*** EXCERPTED PASSAGE ***

Sate Padang, more commonly referred to as Padang satay, is a speciality satay from Minangkabau cuisine, made from into small cubes of beef served with a spicy sauce on top. Its main characteristic is a thick yellow sauce made from rice flour mixed with beef and offal broth, turmeric, ginger, garlic, coriander, galangal root, cumin, curry powder, and salt. In Medan, many Sate Padang dishes use not only beef, but also chicken, goat, lamb, and mutton. Also in Medan, fried shallots are served on top of sate padang, and lontong as the side.

There are three types of Sate padang, which are Sate Padang Panjang, Sate Payakumbuh and Sate Pariaman. The three types are differentiated by the colour of their sauce. Sate Padang Panjang usually has yellow-coloured sauce, Sate Payakumbuh has brown-coloured sauce, while Sate Pariaman has red-coloured sauce. Since the sauces are made differently, the taste of each type of sate differs.

*** End of EXCERPTED PASSAGE ***
*** DATA UNDER STUDY ***

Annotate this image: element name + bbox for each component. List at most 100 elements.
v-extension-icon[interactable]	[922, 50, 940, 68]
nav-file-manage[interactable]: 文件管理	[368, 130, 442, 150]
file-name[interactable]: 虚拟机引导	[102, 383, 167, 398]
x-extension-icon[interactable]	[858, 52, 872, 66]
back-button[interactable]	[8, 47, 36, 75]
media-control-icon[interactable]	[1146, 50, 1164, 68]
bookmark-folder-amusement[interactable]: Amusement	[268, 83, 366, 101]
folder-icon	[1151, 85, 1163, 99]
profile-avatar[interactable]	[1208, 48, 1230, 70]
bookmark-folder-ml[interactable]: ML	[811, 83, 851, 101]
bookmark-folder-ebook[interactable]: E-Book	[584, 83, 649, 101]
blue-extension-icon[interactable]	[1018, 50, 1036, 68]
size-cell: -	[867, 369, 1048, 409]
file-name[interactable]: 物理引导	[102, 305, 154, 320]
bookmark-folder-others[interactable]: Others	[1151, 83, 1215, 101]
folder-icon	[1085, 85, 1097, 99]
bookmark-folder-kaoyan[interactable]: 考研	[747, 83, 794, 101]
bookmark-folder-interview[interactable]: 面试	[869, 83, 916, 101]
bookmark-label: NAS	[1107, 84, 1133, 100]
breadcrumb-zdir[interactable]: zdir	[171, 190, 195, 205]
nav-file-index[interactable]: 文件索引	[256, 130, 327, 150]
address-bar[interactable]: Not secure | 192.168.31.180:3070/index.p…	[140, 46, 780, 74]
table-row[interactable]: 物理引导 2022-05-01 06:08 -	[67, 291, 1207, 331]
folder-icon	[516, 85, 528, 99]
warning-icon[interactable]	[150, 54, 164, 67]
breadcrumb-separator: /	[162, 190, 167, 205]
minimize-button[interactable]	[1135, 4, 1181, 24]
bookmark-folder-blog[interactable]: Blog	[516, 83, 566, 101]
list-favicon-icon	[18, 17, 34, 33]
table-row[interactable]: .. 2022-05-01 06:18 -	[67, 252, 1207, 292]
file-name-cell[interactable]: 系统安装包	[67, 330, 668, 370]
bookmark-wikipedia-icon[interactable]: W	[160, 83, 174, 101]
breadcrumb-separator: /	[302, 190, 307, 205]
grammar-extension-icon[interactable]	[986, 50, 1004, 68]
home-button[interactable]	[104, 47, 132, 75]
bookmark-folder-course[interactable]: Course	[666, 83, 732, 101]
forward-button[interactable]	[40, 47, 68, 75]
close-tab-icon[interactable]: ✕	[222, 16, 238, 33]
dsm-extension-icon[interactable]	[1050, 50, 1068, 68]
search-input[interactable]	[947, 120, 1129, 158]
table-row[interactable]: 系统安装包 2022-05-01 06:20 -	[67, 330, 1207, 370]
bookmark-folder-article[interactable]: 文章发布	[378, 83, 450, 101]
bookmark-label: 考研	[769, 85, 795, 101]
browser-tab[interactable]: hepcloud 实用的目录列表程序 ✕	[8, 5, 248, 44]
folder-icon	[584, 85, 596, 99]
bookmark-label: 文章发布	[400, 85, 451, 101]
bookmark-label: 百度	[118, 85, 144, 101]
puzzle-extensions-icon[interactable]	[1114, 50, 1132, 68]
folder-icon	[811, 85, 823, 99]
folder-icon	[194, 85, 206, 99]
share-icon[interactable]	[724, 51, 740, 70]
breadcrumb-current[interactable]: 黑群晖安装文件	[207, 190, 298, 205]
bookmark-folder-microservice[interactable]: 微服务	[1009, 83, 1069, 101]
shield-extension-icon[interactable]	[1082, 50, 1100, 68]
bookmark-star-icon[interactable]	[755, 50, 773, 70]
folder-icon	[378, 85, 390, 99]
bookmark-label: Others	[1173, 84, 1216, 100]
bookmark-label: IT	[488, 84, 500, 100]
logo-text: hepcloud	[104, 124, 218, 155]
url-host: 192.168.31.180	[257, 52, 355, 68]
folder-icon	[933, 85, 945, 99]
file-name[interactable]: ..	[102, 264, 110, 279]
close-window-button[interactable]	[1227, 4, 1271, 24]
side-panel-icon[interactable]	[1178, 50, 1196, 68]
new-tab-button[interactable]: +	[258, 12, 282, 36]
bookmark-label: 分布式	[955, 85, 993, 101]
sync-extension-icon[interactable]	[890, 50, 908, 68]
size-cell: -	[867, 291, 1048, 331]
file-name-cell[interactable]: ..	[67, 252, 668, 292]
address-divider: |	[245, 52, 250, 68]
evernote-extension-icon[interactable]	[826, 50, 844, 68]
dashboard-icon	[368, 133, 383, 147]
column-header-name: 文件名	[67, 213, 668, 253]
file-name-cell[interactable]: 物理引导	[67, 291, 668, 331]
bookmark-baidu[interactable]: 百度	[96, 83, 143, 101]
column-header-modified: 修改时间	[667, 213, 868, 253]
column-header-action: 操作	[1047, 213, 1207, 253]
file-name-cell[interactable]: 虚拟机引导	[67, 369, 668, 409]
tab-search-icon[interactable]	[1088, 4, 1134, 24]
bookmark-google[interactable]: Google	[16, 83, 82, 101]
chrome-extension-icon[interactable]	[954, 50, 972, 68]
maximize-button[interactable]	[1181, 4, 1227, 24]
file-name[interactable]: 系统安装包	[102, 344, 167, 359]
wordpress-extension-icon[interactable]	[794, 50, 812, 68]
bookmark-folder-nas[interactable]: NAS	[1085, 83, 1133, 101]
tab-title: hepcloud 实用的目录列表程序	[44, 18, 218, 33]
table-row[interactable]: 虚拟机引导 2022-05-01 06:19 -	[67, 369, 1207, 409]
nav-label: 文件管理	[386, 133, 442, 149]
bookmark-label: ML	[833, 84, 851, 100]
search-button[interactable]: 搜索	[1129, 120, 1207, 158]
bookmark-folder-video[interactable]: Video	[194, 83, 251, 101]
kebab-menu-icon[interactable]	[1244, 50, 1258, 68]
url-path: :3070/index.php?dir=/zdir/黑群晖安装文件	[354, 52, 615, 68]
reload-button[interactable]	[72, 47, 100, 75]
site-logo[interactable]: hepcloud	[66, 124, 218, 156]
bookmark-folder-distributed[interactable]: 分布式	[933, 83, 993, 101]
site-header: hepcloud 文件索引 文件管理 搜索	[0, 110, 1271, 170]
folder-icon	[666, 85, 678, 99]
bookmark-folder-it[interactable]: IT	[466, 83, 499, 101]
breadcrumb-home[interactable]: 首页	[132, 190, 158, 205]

*** End of DATA UNDER STUDY ***

— WORK TO BE COMPLETED —
Reproduce the Sate Padang passage word for word, beginning at the words "There are three" and stopping after "of sate differs.". Work only from the Sate Padang passage, not from the records.

— EXPECTED ANSWER —
There are three types of Sate padang, which are Sate Padang Panjang, Sate Payakumbuh and Sate Pariaman. The three types are differentiated by the colour of their sauce. Sate Padang Panjang usually has yellow-coloured sauce, Sate Payakumbuh has brown-coloured sauce, while Sate Pariaman has red-coloured sauce. Since the sauces are made differently, the taste of each type of sate differs.